[start of Excerpted data]

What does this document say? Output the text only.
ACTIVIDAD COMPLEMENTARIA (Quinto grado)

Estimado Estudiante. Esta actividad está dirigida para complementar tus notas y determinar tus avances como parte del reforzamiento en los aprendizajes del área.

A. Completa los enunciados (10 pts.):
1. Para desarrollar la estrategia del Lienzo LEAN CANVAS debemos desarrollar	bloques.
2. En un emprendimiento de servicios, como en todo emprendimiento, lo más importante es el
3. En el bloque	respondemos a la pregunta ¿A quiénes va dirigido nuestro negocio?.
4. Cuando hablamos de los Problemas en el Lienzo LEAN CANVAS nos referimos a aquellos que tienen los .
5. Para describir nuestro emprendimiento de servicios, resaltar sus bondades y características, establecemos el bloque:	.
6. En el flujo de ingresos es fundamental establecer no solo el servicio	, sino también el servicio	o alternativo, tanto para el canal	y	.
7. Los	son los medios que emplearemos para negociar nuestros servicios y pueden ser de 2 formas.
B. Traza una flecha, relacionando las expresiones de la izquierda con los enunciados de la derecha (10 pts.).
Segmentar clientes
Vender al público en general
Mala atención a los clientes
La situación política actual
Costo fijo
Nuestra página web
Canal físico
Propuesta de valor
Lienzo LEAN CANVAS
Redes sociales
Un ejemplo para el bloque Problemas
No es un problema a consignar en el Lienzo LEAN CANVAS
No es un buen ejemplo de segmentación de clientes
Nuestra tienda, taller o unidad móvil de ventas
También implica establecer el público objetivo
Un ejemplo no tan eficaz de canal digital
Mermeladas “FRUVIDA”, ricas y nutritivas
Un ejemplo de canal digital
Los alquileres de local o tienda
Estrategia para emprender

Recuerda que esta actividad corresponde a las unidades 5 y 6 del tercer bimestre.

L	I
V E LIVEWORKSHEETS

[end of Excerpted data]

■ What to produce
Send back every record, precisely as written.

■ Expected answer
What does this document say? Output the text only.
ACTIVIDAD COMPLEMENTARIA (Quinto grado)

Estimado Estudiante. Esta actividad está dirigida para complementar tus notas y determinar tus avances como parte del reforzamiento en los aprendizajes del área.

A. Completa los enunciados (10 pts.):
1. Para desarrollar la estrategia del Lienzo LEAN CANVAS debemos desarrollar	bloques.
2. En un emprendimiento de servicios, como en todo emprendimiento, lo más importante es el
3. En el bloque	respondemos a la pregunta ¿A quiénes va dirigido nuestro negocio?.
4. Cuando hablamos de los Problemas en el Lienzo LEAN CANVAS nos referimos a aquellos que tienen los .
5. Para describir nuestro emprendimiento de servicios, resaltar sus bondades y características, establecemos el bloque:	.
6. En el flujo de ingresos es fundamental establecer no solo el servicio	, sino también el servicio	o alternativo, tanto para el canal	y	.
7. Los	son los medios que emplearemos para negociar nuestros servicios y pueden ser de 2 formas.
B. Traza una flecha, relacionando las expresiones de la izquierda con los enunciados de la derecha (10 pts.).
Segmentar clientes
Vender al público en general
Mala atención a los clientes
La situación política actual
Costo fijo
Nuestra página web
Canal físico
Propuesta de valor
Lienzo LEAN CANVAS
Redes sociales
Un ejemplo para el bloque Problemas
No es un problema a consignar en el Lienzo LEAN CANVAS
No es un buen ejemplo de segmentación de clientes
Nuestra tienda, taller o unidad móvil de ventas
También implica establecer el público objetivo
Un ejemplo no tan eficaz de canal digital
Mermeladas “FRUVIDA”, ricas y nutritivas
Un ejemplo de canal digital
Los alquileres de local o tienda
Estrategia para emprender

Recuerda que esta actividad corresponde a las unidades 5 y 6 del tercer bimestre.

L	I
V E LIVEWORKSHEETS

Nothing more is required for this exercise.